## Begin Information given
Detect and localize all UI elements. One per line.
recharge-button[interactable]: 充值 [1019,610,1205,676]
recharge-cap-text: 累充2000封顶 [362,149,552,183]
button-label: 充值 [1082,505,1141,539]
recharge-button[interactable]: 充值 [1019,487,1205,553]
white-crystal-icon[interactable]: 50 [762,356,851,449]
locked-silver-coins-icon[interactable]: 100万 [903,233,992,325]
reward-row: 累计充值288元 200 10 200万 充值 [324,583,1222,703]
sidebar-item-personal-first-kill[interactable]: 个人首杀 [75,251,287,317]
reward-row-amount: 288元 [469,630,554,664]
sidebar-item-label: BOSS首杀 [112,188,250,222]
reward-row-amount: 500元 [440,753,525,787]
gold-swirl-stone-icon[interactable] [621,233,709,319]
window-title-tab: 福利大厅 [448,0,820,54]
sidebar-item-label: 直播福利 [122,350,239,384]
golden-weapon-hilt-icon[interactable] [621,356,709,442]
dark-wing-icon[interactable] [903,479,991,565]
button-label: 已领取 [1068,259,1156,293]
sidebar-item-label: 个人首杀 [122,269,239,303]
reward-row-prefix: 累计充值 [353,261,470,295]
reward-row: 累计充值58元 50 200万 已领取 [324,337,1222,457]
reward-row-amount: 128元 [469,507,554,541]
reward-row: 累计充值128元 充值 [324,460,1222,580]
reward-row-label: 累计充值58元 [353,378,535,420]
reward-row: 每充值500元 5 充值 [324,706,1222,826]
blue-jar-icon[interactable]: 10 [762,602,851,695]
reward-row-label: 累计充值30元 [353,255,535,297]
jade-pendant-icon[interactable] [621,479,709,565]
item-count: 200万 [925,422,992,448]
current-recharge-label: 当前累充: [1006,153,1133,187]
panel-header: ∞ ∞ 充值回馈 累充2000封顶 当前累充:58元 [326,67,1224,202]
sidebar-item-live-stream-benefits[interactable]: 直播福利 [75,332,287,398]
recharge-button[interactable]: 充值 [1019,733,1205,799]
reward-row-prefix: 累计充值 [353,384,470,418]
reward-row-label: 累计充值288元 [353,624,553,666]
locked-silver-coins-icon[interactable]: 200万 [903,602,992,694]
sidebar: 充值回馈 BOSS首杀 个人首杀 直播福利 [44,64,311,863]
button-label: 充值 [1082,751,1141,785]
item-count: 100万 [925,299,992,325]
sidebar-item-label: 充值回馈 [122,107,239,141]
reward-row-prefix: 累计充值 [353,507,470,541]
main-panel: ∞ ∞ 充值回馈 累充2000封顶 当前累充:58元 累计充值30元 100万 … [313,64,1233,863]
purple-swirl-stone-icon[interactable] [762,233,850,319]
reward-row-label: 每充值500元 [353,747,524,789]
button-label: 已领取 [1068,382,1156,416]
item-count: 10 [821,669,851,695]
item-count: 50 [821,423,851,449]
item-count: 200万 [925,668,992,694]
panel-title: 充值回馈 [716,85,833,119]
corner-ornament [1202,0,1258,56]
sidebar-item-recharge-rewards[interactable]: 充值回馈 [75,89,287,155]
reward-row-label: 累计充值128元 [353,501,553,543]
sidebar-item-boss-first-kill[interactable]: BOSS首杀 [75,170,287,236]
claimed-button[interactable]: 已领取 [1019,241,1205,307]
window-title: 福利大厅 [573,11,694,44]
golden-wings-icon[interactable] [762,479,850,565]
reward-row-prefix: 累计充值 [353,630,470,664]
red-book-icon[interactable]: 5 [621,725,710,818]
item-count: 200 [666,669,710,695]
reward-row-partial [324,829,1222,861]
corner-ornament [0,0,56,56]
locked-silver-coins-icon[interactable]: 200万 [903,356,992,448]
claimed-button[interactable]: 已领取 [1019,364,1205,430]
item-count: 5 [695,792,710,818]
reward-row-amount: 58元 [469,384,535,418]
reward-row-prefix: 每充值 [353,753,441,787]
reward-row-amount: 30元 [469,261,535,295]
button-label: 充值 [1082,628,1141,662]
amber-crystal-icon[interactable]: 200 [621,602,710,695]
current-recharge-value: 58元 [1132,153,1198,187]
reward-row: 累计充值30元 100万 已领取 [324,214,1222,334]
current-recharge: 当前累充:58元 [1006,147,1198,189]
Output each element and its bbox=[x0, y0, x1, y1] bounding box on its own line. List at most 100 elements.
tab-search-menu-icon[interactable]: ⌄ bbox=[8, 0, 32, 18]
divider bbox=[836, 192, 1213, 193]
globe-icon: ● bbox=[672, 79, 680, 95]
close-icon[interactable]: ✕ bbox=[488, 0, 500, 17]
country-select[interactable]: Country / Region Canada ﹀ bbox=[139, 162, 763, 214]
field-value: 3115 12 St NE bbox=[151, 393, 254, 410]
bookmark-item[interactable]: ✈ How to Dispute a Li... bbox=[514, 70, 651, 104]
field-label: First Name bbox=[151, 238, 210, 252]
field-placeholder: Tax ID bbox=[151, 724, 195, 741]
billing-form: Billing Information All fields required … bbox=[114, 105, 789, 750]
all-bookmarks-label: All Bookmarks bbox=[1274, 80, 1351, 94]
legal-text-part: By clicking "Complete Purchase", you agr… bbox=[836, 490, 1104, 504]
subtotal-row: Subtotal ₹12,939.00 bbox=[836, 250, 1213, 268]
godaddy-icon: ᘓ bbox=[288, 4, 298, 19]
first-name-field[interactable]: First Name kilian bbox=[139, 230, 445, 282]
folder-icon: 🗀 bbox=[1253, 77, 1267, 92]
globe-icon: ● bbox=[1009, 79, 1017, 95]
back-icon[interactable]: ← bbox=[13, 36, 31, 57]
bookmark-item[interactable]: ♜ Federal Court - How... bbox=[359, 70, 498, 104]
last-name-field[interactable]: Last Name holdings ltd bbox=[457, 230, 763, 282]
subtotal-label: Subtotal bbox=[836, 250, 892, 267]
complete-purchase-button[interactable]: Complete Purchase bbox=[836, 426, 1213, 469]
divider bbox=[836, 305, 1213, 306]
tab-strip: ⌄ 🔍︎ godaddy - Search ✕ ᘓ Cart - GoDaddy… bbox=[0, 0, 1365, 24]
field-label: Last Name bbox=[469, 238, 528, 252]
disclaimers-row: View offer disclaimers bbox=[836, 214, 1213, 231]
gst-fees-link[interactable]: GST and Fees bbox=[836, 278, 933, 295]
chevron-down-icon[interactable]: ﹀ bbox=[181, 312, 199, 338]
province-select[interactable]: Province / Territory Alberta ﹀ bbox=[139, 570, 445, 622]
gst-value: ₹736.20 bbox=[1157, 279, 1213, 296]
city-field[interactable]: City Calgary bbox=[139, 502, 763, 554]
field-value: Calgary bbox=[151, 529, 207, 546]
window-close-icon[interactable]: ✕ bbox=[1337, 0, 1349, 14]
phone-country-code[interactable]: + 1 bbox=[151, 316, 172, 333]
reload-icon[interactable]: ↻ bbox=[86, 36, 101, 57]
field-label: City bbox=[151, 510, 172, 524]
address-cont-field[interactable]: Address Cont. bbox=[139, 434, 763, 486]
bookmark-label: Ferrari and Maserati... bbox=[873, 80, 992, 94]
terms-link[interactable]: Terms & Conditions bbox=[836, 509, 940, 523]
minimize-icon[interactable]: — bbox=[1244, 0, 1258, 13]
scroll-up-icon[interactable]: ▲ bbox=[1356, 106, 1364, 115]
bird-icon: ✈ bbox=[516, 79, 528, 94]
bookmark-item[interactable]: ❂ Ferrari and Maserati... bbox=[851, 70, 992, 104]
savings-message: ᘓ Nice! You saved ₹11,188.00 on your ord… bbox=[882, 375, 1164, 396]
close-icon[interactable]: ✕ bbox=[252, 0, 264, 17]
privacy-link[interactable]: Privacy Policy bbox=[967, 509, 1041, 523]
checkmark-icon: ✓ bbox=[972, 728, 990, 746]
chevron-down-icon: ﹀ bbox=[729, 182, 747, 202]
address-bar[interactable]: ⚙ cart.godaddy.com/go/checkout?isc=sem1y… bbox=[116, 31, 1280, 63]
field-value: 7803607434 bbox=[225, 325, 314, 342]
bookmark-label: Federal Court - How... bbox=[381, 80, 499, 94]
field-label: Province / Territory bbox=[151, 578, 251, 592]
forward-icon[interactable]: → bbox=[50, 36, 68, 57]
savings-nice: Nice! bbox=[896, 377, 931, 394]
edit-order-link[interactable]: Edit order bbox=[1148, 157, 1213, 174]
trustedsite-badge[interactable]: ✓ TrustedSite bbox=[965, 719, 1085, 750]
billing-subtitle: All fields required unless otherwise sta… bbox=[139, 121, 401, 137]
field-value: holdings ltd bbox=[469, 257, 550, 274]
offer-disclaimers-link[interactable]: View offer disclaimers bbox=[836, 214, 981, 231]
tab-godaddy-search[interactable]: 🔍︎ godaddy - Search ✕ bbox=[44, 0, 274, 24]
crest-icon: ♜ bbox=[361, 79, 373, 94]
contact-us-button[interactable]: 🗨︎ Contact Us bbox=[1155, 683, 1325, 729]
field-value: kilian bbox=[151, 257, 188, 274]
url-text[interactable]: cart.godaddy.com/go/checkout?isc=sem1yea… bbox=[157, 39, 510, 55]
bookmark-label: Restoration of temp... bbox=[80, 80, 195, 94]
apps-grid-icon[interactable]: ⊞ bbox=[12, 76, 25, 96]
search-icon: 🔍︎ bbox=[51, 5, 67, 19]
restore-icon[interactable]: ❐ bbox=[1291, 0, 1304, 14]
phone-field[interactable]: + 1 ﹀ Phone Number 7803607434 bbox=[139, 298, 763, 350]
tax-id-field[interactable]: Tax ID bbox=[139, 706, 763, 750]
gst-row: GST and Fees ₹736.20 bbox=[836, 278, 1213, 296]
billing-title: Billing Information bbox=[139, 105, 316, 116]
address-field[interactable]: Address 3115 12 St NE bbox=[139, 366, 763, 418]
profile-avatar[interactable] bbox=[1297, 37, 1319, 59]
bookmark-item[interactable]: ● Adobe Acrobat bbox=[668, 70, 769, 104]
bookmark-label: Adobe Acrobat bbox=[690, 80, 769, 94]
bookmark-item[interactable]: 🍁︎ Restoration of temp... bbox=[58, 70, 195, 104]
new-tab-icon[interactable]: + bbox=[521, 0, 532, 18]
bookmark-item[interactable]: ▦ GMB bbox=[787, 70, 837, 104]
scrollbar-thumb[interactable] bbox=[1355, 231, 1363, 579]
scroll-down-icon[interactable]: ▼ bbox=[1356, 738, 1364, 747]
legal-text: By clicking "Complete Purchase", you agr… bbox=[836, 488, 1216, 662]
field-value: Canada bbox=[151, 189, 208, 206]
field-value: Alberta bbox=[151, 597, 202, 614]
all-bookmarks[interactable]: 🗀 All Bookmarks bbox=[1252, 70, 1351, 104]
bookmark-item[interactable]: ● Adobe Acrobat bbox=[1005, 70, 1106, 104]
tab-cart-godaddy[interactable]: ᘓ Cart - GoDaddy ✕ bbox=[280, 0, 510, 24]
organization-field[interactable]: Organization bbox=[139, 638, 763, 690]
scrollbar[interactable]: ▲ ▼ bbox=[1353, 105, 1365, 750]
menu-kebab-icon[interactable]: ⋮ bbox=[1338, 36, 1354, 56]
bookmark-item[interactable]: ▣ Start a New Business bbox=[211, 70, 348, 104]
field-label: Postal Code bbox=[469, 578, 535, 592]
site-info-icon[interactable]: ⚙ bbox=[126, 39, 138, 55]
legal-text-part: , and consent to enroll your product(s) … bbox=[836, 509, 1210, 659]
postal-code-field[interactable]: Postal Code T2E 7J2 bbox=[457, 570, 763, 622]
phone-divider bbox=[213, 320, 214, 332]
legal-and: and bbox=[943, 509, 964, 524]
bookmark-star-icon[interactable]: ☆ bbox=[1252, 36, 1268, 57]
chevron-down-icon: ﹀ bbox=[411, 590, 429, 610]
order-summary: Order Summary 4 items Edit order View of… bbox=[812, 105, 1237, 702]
## End Information given
* What the task requires
Return the data verbatim from its first line down to and including the line that contains "item-count: 200万 [925,422,992,448]".

* Written answer
Detect and localize all UI elements. One per line.
recharge-button[interactable]: 充值 [1019,610,1205,676]
recharge-cap-text: 累充2000封顶 [362,149,552,183]
button-label: 充值 [1082,505,1141,539]
recharge-button[interactable]: 充值 [1019,487,1205,553]
white-crystal-icon[interactable]: 50 [762,356,851,449]
locked-silver-coins-icon[interactable]: 100万 [903,233,992,325]
reward-row: 累计充值288元 200 10 200万 充值 [324,583,1222,703]
sidebar-item-personal-first-kill[interactable]: 个人首杀 [75,251,287,317]
reward-row-amount: 288元 [469,630,554,664]
sidebar-item-label: BOSS首杀 [112,188,250,222]
reward-row-amount: 500元 [440,753,525,787]
gold-swirl-stone-icon[interactable] [621,233,709,319]
window-title-tab: 福利大厅 [448,0,820,54]
sidebar-item-label: 直播福利 [122,350,239,384]
golden-weapon-hilt-icon[interactable] [621,356,709,442]
dark-wing-icon[interactable] [903,479,991,565]
button-label: 已领取 [1068,259,1156,293]
sidebar-item-label: 个人首杀 [122,269,239,303]
reward-row-prefix: 累计充值 [353,261,470,295]
reward-row: 累计充值58元 50 200万 已领取 [324,337,1222,457]
reward-row-amount: 128元 [469,507,554,541]
reward-row: 累计充值128元 充值 [324,460,1222,580]
reward-row-label: 累计充值58元 [353,378,535,420]
reward-row: 每充值500元 5 充值 [324,706,1222,826]
blue-jar-icon[interactable]: 10 [762,602,851,695]
reward-row-label: 累计充值30元 [353,255,535,297]
jade-pendant-icon[interactable] [621,479,709,565]
item-count: 200万 [925,422,992,448]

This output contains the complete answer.